§ GOAL OF THE EXERCISE
Find every line with "this" in it, then report how many there are and nothing more.

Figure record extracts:
******************************

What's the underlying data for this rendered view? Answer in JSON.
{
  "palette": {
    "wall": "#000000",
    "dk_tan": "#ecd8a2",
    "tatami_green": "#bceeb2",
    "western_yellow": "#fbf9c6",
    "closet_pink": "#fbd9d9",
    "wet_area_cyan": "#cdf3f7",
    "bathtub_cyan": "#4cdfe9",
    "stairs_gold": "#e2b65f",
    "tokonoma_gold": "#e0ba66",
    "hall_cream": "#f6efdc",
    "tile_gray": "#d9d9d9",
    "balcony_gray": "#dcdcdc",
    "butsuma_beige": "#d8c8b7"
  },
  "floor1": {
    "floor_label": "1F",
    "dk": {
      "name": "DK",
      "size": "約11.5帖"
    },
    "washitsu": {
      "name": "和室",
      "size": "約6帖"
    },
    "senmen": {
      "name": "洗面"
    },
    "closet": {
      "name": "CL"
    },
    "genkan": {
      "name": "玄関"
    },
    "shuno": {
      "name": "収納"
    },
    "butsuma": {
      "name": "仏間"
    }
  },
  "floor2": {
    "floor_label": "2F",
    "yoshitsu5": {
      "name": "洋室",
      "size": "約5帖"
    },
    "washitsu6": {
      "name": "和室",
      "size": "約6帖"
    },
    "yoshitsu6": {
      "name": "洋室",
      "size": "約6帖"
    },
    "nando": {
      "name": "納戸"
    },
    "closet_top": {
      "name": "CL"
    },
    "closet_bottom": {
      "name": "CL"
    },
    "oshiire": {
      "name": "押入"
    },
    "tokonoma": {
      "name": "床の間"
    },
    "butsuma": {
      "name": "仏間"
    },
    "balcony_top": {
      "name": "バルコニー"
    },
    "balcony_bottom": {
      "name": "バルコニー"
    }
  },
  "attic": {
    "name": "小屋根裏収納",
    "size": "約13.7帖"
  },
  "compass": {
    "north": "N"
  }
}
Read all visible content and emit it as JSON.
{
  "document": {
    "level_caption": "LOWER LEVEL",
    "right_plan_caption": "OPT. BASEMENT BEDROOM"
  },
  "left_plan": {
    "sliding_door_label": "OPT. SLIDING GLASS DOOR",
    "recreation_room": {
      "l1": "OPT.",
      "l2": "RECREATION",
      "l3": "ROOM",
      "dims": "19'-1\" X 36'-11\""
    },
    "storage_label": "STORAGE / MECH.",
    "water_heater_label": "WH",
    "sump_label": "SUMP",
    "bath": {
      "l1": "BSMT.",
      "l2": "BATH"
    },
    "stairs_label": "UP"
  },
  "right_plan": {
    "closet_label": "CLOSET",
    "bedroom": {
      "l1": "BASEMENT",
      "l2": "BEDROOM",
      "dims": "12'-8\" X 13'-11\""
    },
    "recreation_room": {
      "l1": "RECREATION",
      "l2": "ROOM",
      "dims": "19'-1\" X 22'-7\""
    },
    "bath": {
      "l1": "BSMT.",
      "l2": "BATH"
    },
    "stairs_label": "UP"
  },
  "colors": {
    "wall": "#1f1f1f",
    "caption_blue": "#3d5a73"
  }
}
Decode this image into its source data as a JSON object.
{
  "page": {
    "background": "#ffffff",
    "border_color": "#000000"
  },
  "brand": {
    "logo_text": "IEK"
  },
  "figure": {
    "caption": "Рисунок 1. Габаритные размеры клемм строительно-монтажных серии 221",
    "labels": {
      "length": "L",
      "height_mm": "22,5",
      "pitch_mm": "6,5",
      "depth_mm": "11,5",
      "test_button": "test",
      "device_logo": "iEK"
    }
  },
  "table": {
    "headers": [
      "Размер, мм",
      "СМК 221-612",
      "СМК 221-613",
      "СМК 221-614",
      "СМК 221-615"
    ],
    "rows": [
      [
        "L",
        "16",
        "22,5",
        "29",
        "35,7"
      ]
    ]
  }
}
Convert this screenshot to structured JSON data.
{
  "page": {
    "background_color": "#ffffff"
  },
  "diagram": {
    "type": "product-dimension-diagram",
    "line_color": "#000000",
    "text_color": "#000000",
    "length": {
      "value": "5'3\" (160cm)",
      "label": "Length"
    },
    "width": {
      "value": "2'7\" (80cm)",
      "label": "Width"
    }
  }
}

******************************

§ CORRECT ANSWER
3